LISTED RECORDS

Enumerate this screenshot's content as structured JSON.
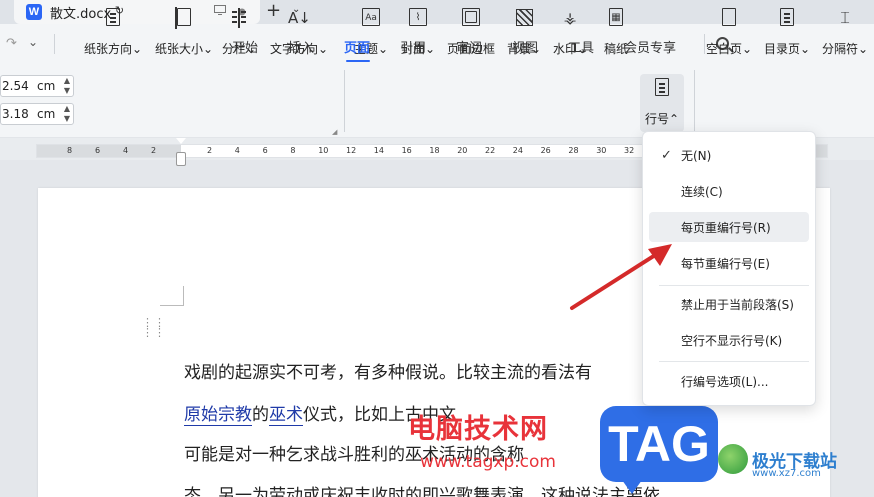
{
  "titlebar": {
    "doc_icon": "W",
    "doc_name": "散文.docx",
    "add_tab": "+",
    "caret": "⌄"
  },
  "menu": {
    "tabs": [
      "开始",
      "插入",
      "页面",
      "引用",
      "审阅",
      "视图",
      "工具",
      "会员专享"
    ],
    "active_index": 2
  },
  "margins": {
    "top_value": "2.54",
    "bottom_value": "3.18",
    "unit": "cm"
  },
  "toolbar": {
    "tools": [
      {
        "label": "纸张方向",
        "icon": "paper-orientation-icon"
      },
      {
        "label": "纸张大小",
        "icon": "paper-size-icon"
      },
      {
        "label": "分栏",
        "icon": "columns-icon"
      },
      {
        "label": "文字方向",
        "icon": "text-direction-icon"
      },
      {
        "label": "主题",
        "icon": "theme-icon"
      },
      {
        "label": "封面",
        "icon": "cover-icon"
      },
      {
        "label": "页面边框",
        "icon": "page-border-icon"
      },
      {
        "label": "背景",
        "icon": "background-icon"
      },
      {
        "label": "水印",
        "icon": "watermark-icon"
      },
      {
        "label": "稿纸",
        "icon": "manuscript-icon"
      },
      {
        "label": "行号",
        "icon": "line-number-icon"
      },
      {
        "label": "空白页",
        "icon": "blank-page-icon"
      },
      {
        "label": "目录页",
        "icon": "toc-page-icon"
      },
      {
        "label": "分隔符",
        "icon": "separator-icon"
      }
    ],
    "dropdown_caret": "⌄",
    "active_caret": "⌃"
  },
  "ruler": {
    "left_numbers": [
      "8",
      "6",
      "4",
      "2"
    ],
    "right_numbers": [
      "2",
      "4",
      "6",
      "8",
      "10",
      "12",
      "14",
      "16",
      "18",
      "20",
      "22",
      "24",
      "26",
      "28",
      "30",
      "32"
    ]
  },
  "document": {
    "line1": "戏剧的起源实不可考，有多种假说。比较主流的看法有",
    "line2_link1": "原始宗教",
    "line2_mid": "的",
    "line2_link2": "巫术",
    "line2_rest": "仪式，比如上古中文",
    "line3": "可能是对一种乞求战斗胜利的巫术活动的含称",
    "line4": "态。另一为劳动或庆祝丰收时的即兴歌舞表演，这种说法主要依"
  },
  "dropdown": {
    "items": [
      {
        "label": "无(N)",
        "checked": true
      },
      {
        "label": "连续(C)",
        "checked": false
      },
      {
        "label": "每页重编行号(R)",
        "checked": false,
        "highlighted": true
      },
      {
        "label": "每节重编行号(E)",
        "checked": false
      },
      {
        "label": "禁止用于当前段落(S)",
        "checked": false
      },
      {
        "label": "空行不显示行号(K)",
        "checked": false
      },
      {
        "label": "行编号选项(L)...",
        "checked": false
      }
    ],
    "check_glyph": "✓"
  },
  "watermark": {
    "site_name": "电脑技术网",
    "url": "www.tagxp.com",
    "tag": "TAG",
    "brand": "极光下载站",
    "brand_url": "www.xz7.com"
  },
  "colors": {
    "accent": "#2b66f5",
    "arrow": "#d42a2a",
    "watermark_red": "#e8333a"
  }
}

TASK INSTRUCTIONS
All entries are to be retyped exactly. Omit any embedded images.

EXERCISE SOLUTION
Enumerate this screenshot's content as structured JSON.
{
  "titlebar": {
    "doc_icon": "W",
    "doc_name": "散文.docx",
    "add_tab": "+",
    "caret": "⌄"
  },
  "menu": {
    "tabs": [
      "开始",
      "插入",
      "页面",
      "引用",
      "审阅",
      "视图",
      "工具",
      "会员专享"
    ],
    "active_index": 2
  },
  "margins": {
    "top_value": "2.54",
    "bottom_value": "3.18",
    "unit": "cm"
  },
  "toolbar": {
    "tools": [
      {
        "label": "纸张方向",
        "icon": "paper-orientation-icon"
      },
      {
        "label": "纸张大小",
        "icon": "paper-size-icon"
      },
      {
        "label": "分栏",
        "icon": "columns-icon"
      },
      {
        "label": "文字方向",
        "icon": "text-direction-icon"
      },
      {
        "label": "主题",
        "icon": "theme-icon"
      },
      {
        "label": "封面",
        "icon": "cover-icon"
      },
      {
        "label": "页面边框",
        "icon": "page-border-icon"
      },
      {
        "label": "背景",
        "icon": "background-icon"
      },
      {
        "label": "水印",
        "icon": "watermark-icon"
      },
      {
        "label": "稿纸",
        "icon": "manuscript-icon"
      },
      {
        "label": "行号",
        "icon": "line-number-icon"
      },
      {
        "label": "空白页",
        "icon": "blank-page-icon"
      },
      {
        "label": "目录页",
        "icon": "toc-page-icon"
      },
      {
        "label": "分隔符",
        "icon": "separator-icon"
      }
    ],
    "dropdown_caret": "⌄",
    "active_caret": "⌃"
  },
  "ruler": {
    "left_numbers": [
      "8",
      "6",
      "4",
      "2"
    ],
    "right_numbers": [
      "2",
      "4",
      "6",
      "8",
      "10",
      "12",
      "14",
      "16",
      "18",
      "20",
      "22",
      "24",
      "26",
      "28",
      "30",
      "32"
    ]
  },
  "document": {
    "line1": "戏剧的起源实不可考，有多种假说。比较主流的看法有",
    "line2_link1": "原始宗教",
    "line2_mid": "的",
    "line2_link2": "巫术",
    "line2_rest": "仪式，比如上古中文",
    "line3": "可能是对一种乞求战斗胜利的巫术活动的含称",
    "line4": "态。另一为劳动或庆祝丰收时的即兴歌舞表演，这种说法主要依"
  },
  "dropdown": {
    "items": [
      {
        "label": "无(N)",
        "checked": true
      },
      {
        "label": "连续(C)",
        "checked": false
      },
      {
        "label": "每页重编行号(R)",
        "checked": false,
        "highlighted": true
      },
      {
        "label": "每节重编行号(E)",
        "checked": false
      },
      {
        "label": "禁止用于当前段落(S)",
        "checked": false
      },
      {
        "label": "空行不显示行号(K)",
        "checked": false
      },
      {
        "label": "行编号选项(L)...",
        "checked": false
      }
    ],
    "check_glyph": "✓"
  },
  "watermark": {
    "site_name": "电脑技术网",
    "url": "www.tagxp.com",
    "tag": "TAG",
    "brand": "极光下载站",
    "brand_url": "www.xz7.com"
  },
  "colors": {
    "accent": "#2b66f5",
    "arrow": "#d42a2a",
    "watermark_red": "#e8333a"
  }
}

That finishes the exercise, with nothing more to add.